WHAT YOU NEED TO DO: Count how many lines have the word "طريق" in them. Reply with that number by itself.

— begin THE DATA —

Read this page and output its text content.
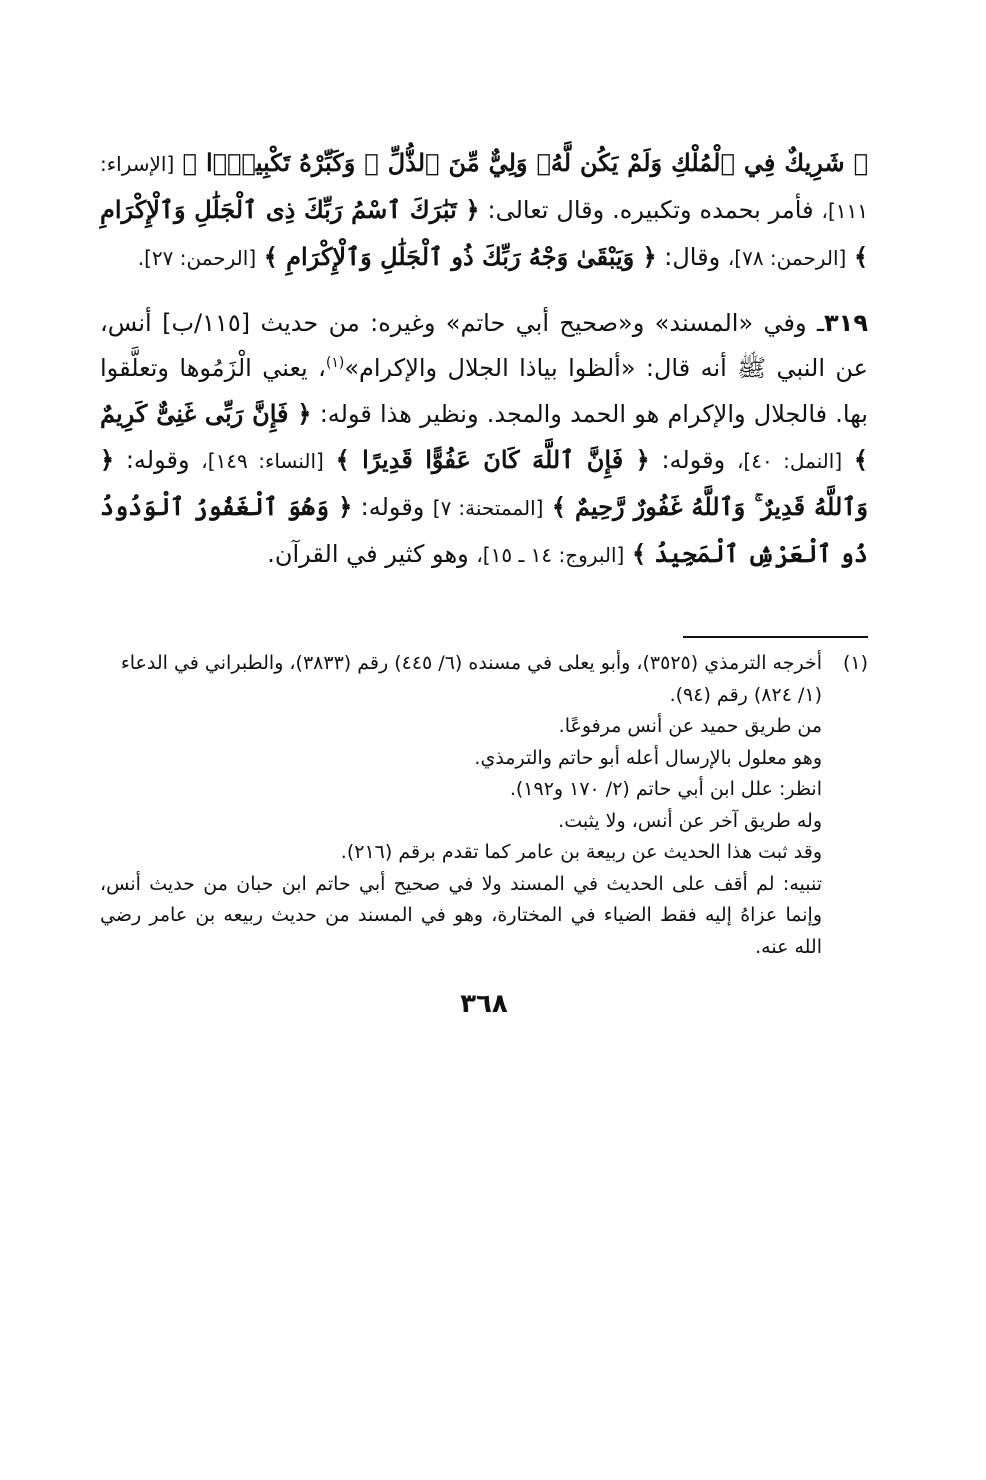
﴿ شَرِيكٌ فِي ٱلْمُلْكِ وَلَمْ يَكُن لَّهُۥ وَلِيٌّ مِّنَ ٱلذُّلِّ ۖ وَكَبِّرْهُ تَكْبِيرًۢا ﴾ [الإسراء: ١١١]، فأمر بحمده وتكبيره. وقال تعالى: ﴿ تَبَٰرَكَ ٱسْمُ رَبِّكَ ذِى ٱلْجَلَٰلِ وَٱلْإِكْرَامِ ﴾ [الرحمن: ٧٨]، وقال: ﴿ وَيَبْقَىٰ وَجْهُ رَبِّكَ ذُو ٱلْجَلَٰلِ وَٱلْإِكْرَامِ ﴾ [الرحمن: ٢٧].

٣١٩ـ وفي «المسند» و«صحيح أبي حاتم» وغيره: من حديث [١١٥/ب] أنس، عن النبي ﷺ أنه قال: «ألظوا بياذا الجلال والإكرام»$^{(١)}$، يعني الْزَمُوها وتعلَّقوا بها. فالجلال والإكرام هو الحمد والمجد. ونظير هذا قوله: ﴿ فَإِنَّ رَبِّى غَنِىٌّ كَرِيمٌ ﴾ [النمل: ٤٠]، وقوله: ﴿ فَإِنَّ ٱللَّهَ كَانَ عَفُوًّا قَدِيرًا ﴾ [النساء: ١٤٩]، وقوله: ﴿ وَٱللَّهُ قَدِيرٌ ۚ وَٱللَّهُ غَفُورٌ رَّحِيمٌ ﴾ [الممتحنة: ٧] وقوله: ﴿ وَهُوَ ٱلْغَفُورُ ٱلْوَدُودُ ذُو ٱلْعَرْشِ ٱلْمَجِيدُ ﴾ [البروج: ١٤ ـ ١٥]، وهو كثير في القرآن.

(١)
أخرجه الترمذي (٣٥٢٥)، وأبو يعلى في مسنده (٦/ ٤٤٥) رقم (٣٨٣٣)، والطبراني في الدعاء (١/ ٨٢٤) رقم (٩٤).
من طريق حميد عن أنس مرفوعًا.
وهو معلول بالإرسال أعله أبو حاتم والترمذي.
انظر: علل ابن أبي حاتم (٢/ ١٧٠ و١٩٢).
وله طريق آخر عن أنس، ولا يثبت.
وقد ثبت هذا الحديث عن ربيعة بن عامر كما تقدم برقم (٢١٦).
تنبيه: لم أقف على الحديث في المسند ولا في صحيح أبي حاتم ابن حبان من حديث أنس، وإنما عزاهُ إليه فقط الضياء في المختارة، وهو في المسند من حديث ربيعه بن عامر رضي الله عنه.
٣٦٨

— end THE DATA —

RESPONSE: 2